• [Exercise objective] Nothing should be left out: output all of the entries exactly.
# START OF Records shown
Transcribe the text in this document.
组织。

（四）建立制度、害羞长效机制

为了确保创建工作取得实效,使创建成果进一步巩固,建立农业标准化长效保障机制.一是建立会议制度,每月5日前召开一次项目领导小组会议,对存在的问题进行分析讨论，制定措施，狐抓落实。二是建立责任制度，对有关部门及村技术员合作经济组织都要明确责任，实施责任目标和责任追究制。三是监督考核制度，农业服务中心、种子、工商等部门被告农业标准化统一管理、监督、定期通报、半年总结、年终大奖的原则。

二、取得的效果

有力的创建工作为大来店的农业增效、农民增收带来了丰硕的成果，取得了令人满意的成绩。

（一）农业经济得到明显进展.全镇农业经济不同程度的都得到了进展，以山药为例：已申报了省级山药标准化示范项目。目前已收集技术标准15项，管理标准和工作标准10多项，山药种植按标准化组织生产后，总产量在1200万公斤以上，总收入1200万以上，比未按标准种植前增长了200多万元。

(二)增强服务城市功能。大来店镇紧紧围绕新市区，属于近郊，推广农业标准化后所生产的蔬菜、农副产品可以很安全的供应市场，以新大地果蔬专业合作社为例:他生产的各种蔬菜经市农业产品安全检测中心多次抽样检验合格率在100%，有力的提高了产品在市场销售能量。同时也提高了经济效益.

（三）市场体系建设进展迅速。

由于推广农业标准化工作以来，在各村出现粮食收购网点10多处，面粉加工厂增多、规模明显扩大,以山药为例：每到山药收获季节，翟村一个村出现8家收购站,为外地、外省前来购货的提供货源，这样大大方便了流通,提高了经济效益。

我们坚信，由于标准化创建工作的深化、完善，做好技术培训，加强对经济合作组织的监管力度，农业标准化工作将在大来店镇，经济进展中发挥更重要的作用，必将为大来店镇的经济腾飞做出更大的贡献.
# END OF Records shown
• [The solution]
Transcribe the text in this document.
组织。

（四）建立制度、害羞长效机制

为了确保创建工作取得实效,使创建成果进一步巩固,建立农业标准化长效保障机制.一是建立会议制度,每月5日前召开一次项目领导小组会议,对存在的问题进行分析讨论，制定措施，狐抓落实。二是建立责任制度，对有关部门及村技术员合作经济组织都要明确责任，实施责任目标和责任追究制。三是监督考核制度，农业服务中心、种子、工商等部门被告农业标准化统一管理、监督、定期通报、半年总结、年终大奖的原则。

二、取得的效果

有力的创建工作为大来店的农业增效、农民增收带来了丰硕的成果，取得了令人满意的成绩。

（一）农业经济得到明显进展.全镇农业经济不同程度的都得到了进展，以山药为例：已申报了省级山药标准化示范项目。目前已收集技术标准15项，管理标准和工作标准10多项，山药种植按标准化组织生产后，总产量在1200万公斤以上，总收入1200万以上，比未按标准种植前增长了200多万元。

(二)增强服务城市功能。大来店镇紧紧围绕新市区，属于近郊，推广农业标准化后所生产的蔬菜、农副产品可以很安全的供应市场，以新大地果蔬专业合作社为例:他生产的各种蔬菜经市农业产品安全检测中心多次抽样检验合格率在100%，有力的提高了产品在市场销售能量。同时也提高了经济效益.

（三）市场体系建设进展迅速。

由于推广农业标准化工作以来，在各村出现粮食收购网点10多处，面粉加工厂增多、规模明显扩大,以山药为例：每到山药收获季节，翟村一个村出现8家收购站,为外地、外省前来购货的提供货源，这样大大方便了流通,提高了经济效益。

我们坚信，由于标准化创建工作的深化、完善，做好技术培训，加强对经济合作组织的监管力度，农业标准化工作将在大来店镇，经济进展中发挥更重要的作用，必将为大来店镇的经济腾飞做出更大的贡献.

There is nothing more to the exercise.